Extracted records
* START *
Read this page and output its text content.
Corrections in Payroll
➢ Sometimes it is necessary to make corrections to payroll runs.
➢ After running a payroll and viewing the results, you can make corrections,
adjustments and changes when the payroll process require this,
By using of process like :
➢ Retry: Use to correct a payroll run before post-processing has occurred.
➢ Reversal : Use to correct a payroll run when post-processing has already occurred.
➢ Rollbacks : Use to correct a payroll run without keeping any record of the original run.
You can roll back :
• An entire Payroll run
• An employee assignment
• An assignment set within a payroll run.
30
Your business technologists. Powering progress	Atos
* END *
Write out the records above again, keeping each one identical to the original.

Read this page and output its text content.
Corrections in Payroll
➢ Sometimes it is necessary to make corrections to payroll runs.
➢ After running a payroll and viewing the results, you can make corrections,
adjustments and changes when the payroll process require this,
By using of process like :
➢ Retry: Use to correct a payroll run before post-processing has occurred.
➢ Reversal : Use to correct a payroll run when post-processing has already occurred.
➢ Rollbacks : Use to correct a payroll run without keeping any record of the original run.
You can roll back :
• An entire Payroll run
• An employee assignment
• An assignment set within a payroll run.
30
Your business technologists. Powering progress	Atos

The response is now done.